[Stated task]: Transcribe all of the material exactly, except for its pictures.

[Entries shown]:
>>>

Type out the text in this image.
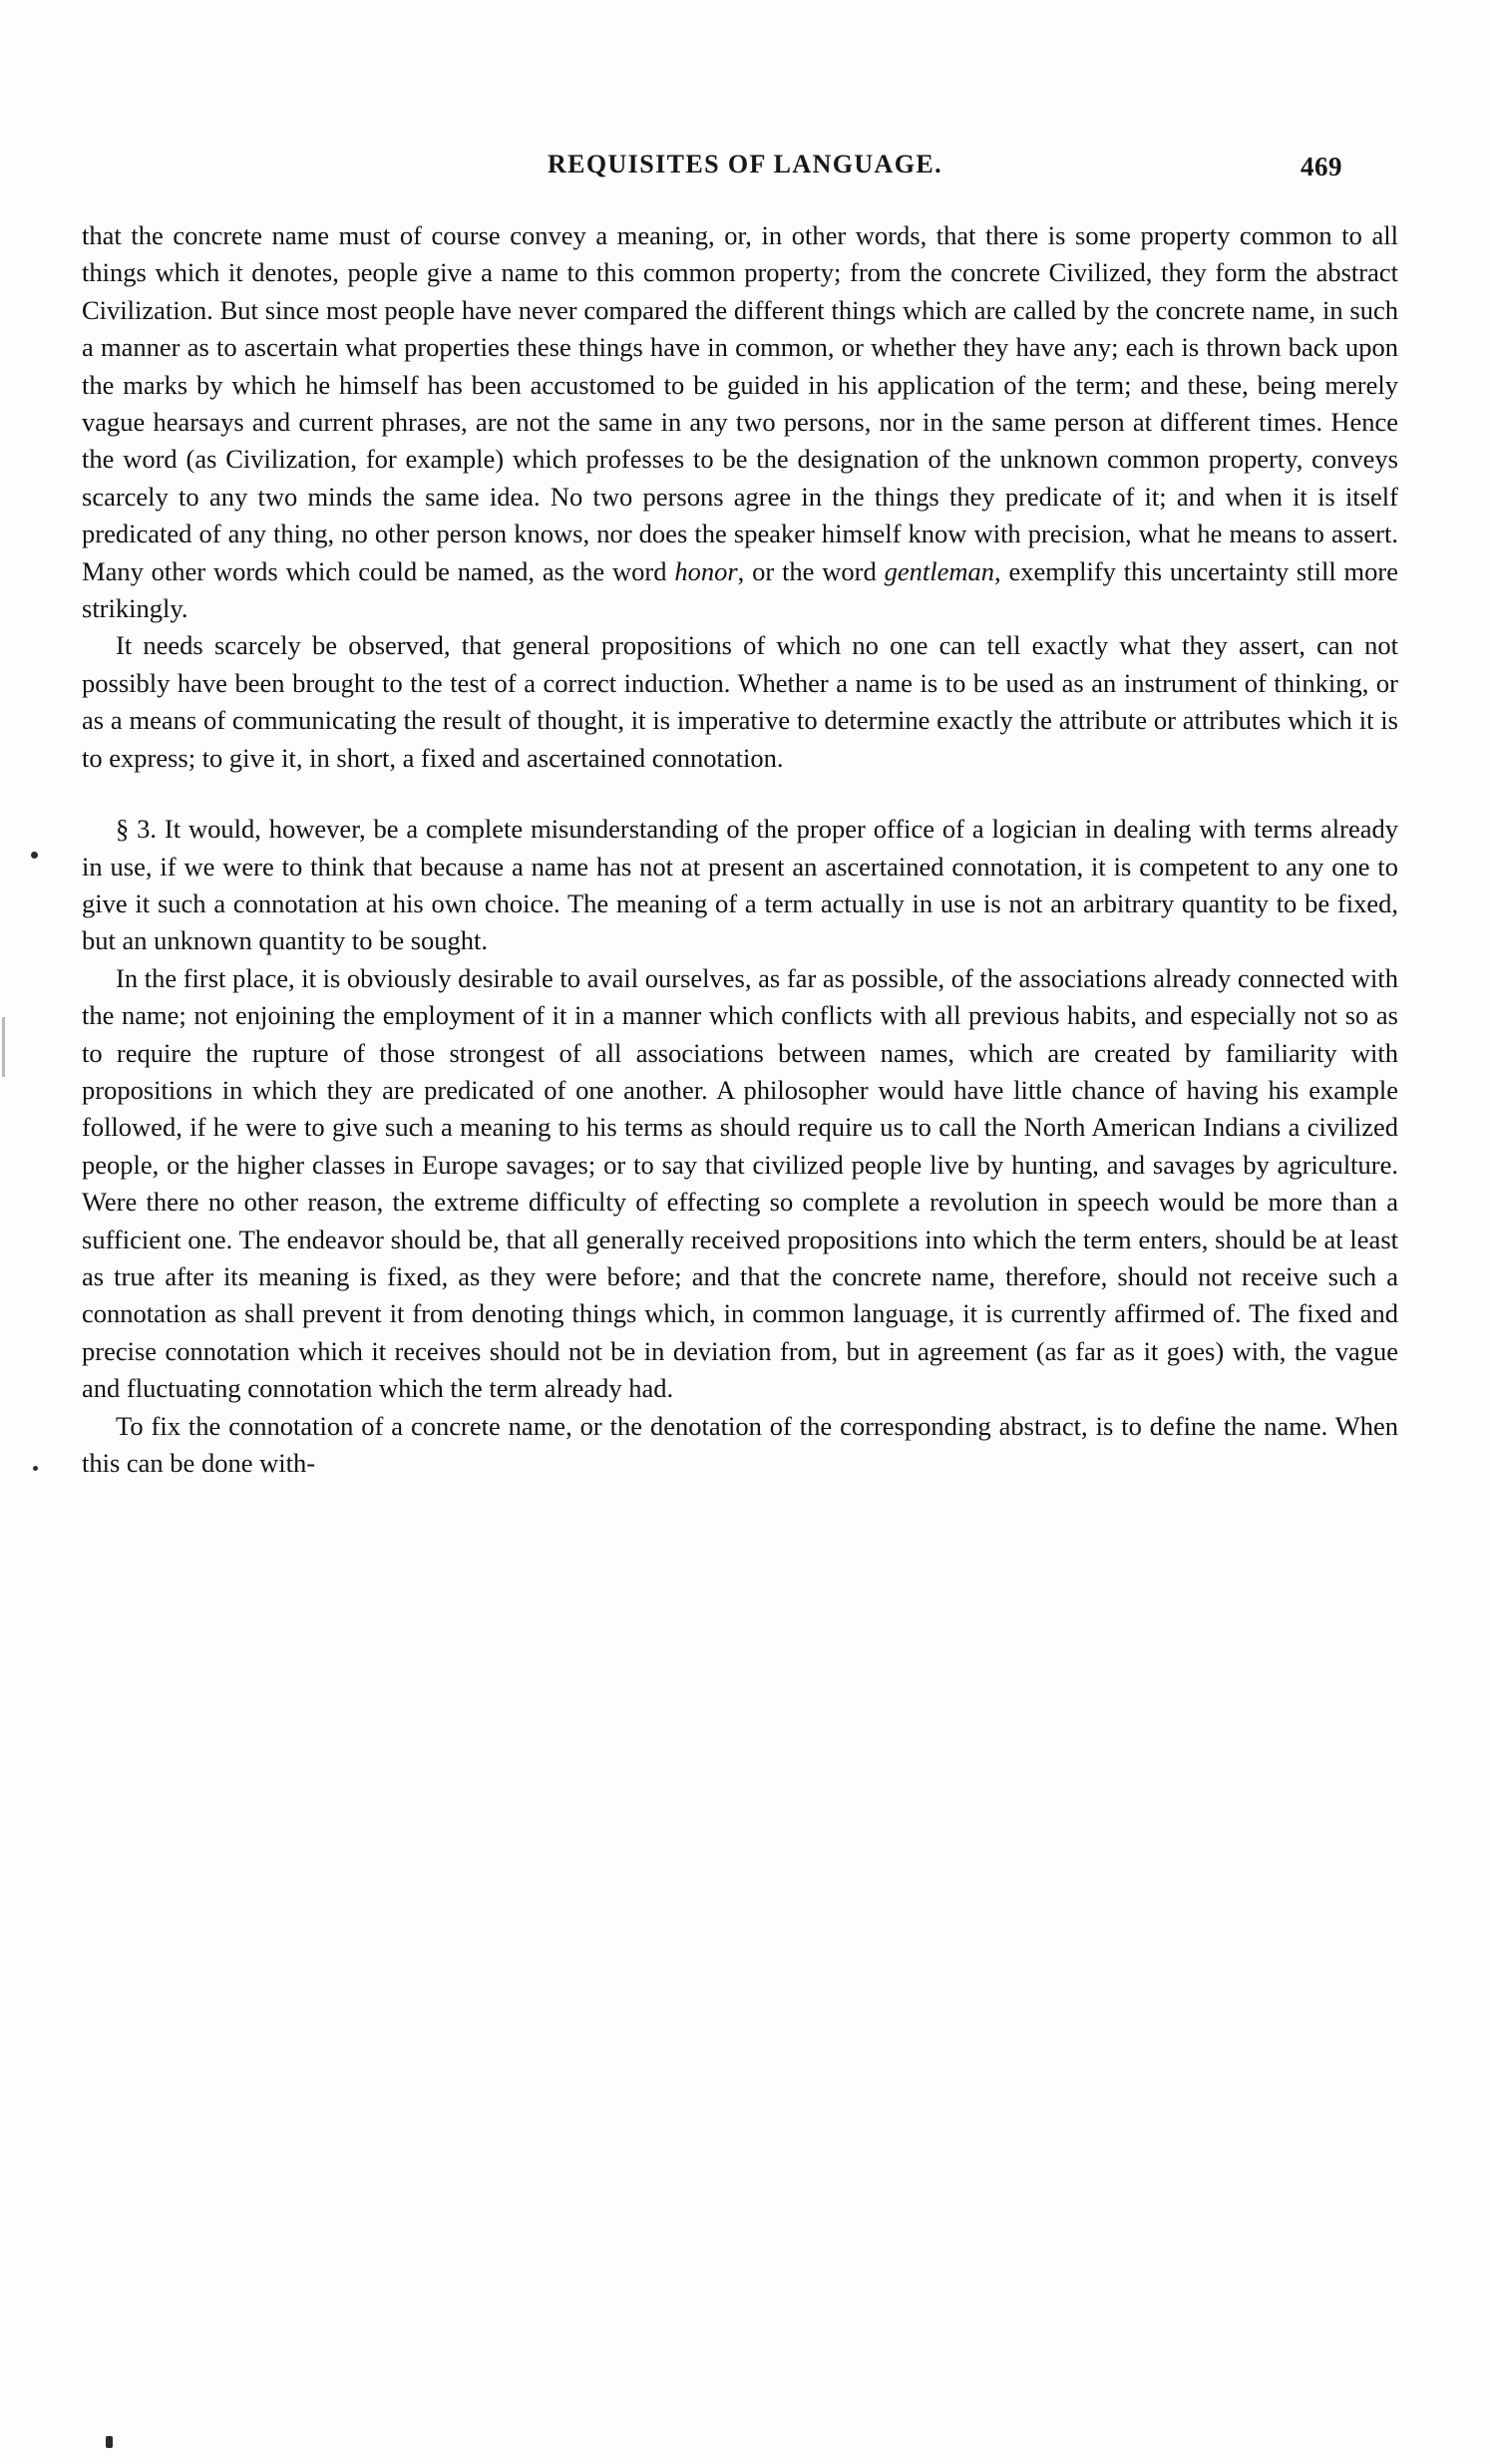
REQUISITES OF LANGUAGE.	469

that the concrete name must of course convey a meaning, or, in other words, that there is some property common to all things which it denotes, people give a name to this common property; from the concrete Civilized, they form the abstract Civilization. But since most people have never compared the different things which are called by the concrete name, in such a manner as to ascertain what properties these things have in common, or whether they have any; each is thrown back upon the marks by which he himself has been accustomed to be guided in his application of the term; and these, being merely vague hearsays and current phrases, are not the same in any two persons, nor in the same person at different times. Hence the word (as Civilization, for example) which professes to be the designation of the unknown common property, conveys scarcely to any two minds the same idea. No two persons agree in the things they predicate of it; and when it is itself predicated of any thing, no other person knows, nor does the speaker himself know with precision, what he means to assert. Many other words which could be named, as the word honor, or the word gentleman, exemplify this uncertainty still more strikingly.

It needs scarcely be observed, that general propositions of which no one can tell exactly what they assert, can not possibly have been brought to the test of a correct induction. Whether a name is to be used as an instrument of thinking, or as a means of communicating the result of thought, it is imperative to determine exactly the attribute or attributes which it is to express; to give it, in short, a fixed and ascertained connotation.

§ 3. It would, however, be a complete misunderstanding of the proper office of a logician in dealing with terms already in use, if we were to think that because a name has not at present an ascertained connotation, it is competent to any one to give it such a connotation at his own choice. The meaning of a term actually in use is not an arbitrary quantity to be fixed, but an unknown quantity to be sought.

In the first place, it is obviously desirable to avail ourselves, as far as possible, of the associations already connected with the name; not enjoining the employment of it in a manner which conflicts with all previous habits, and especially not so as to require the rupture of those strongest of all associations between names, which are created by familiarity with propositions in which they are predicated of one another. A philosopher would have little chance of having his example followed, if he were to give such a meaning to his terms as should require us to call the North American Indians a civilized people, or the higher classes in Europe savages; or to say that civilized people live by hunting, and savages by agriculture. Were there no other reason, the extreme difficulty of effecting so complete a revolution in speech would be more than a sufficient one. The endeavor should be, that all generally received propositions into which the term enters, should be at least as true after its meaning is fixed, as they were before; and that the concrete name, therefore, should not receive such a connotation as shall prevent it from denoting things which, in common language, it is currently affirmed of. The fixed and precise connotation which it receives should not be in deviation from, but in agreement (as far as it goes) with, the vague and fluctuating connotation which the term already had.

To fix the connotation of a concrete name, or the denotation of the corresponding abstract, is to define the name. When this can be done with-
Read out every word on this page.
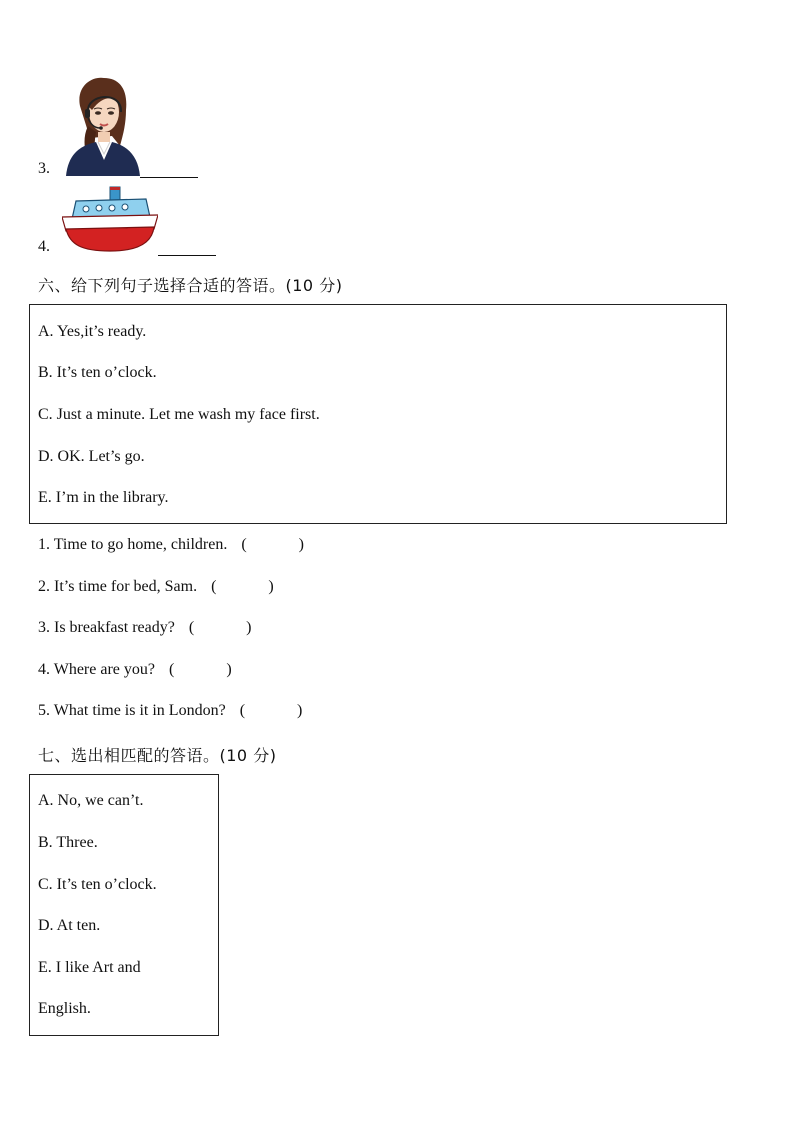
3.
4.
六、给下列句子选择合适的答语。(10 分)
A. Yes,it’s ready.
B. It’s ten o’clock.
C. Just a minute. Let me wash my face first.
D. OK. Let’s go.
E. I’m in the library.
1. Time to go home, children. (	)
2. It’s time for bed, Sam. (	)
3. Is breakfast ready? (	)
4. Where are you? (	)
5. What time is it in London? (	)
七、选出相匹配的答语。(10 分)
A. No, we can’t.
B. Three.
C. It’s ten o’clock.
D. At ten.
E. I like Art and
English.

<<<

[Output of the task]:
Type out the text in this image.
REQUISITES OF LANGUAGE.	469

that the concrete name must of course convey a meaning, or, in other words, that there is some property common to all things which it denotes, people give a name to this common property; from the concrete Civilized, they form the abstract Civilization. But since most people have never compared the different things which are called by the concrete name, in such a manner as to ascertain what properties these things have in common, or whether they have any; each is thrown back upon the marks by which he himself has been accustomed to be guided in his application of the term; and these, being merely vague hearsays and current phrases, are not the same in any two persons, nor in the same person at different times. Hence the word (as Civilization, for example) which professes to be the designation of the unknown common property, conveys scarcely to any two minds the same idea. No two persons agree in the things they predicate of it; and when it is itself predicated of any thing, no other person knows, nor does the speaker himself know with precision, what he means to assert. Many other words which could be named, as the word honor, or the word gentleman, exemplify this uncertainty still more strikingly.

It needs scarcely be observed, that general propositions of which no one can tell exactly what they assert, can not possibly have been brought to the test of a correct induction. Whether a name is to be used as an instrument of thinking, or as a means of communicating the result of thought, it is imperative to determine exactly the attribute or attributes which it is to express; to give it, in short, a fixed and ascertained connotation.

§ 3. It would, however, be a complete misunderstanding of the proper office of a logician in dealing with terms already in use, if we were to think that because a name has not at present an ascertained connotation, it is competent to any one to give it such a connotation at his own choice. The meaning of a term actually in use is not an arbitrary quantity to be fixed, but an unknown quantity to be sought.

In the first place, it is obviously desirable to avail ourselves, as far as possible, of the associations already connected with the name; not enjoining the employment of it in a manner which conflicts with all previous habits, and especially not so as to require the rupture of those strongest of all associations between names, which are created by familiarity with propositions in which they are predicated of one another. A philosopher would have little chance of having his example followed, if he were to give such a meaning to his terms as should require us to call the North American Indians a civilized people, or the higher classes in Europe savages; or to say that civilized people live by hunting, and savages by agriculture. Were there no other reason, the extreme difficulty of effecting so complete a revolution in speech would be more than a sufficient one. The endeavor should be, that all generally received propositions into which the term enters, should be at least as true after its meaning is fixed, as they were before; and that the concrete name, therefore, should not receive such a connotation as shall prevent it from denoting things which, in common language, it is currently affirmed of. The fixed and precise connotation which it receives should not be in deviation from, but in agreement (as far as it goes) with, the vague and fluctuating connotation which the term already had.

To fix the connotation of a concrete name, or the denotation of the corresponding abstract, is to define the name. When this can be done with-
Read out every word on this page.
3.
4.
六、给下列句子选择合适的答语。(10 分)
A. Yes,it’s ready.
B. It’s ten o’clock.
C. Just a minute. Let me wash my face first.
D. OK. Let’s go.
E. I’m in the library.
1. Time to go home, children. (	)
2. It’s time for bed, Sam. (	)
3. Is breakfast ready? (	)
4. Where are you? (	)
5. What time is it in London? (	)
七、选出相匹配的答语。(10 分)
A. No, we can’t.
B. Three.
C. It’s ten o’clock.
D. At ten.
E. I like Art and
English.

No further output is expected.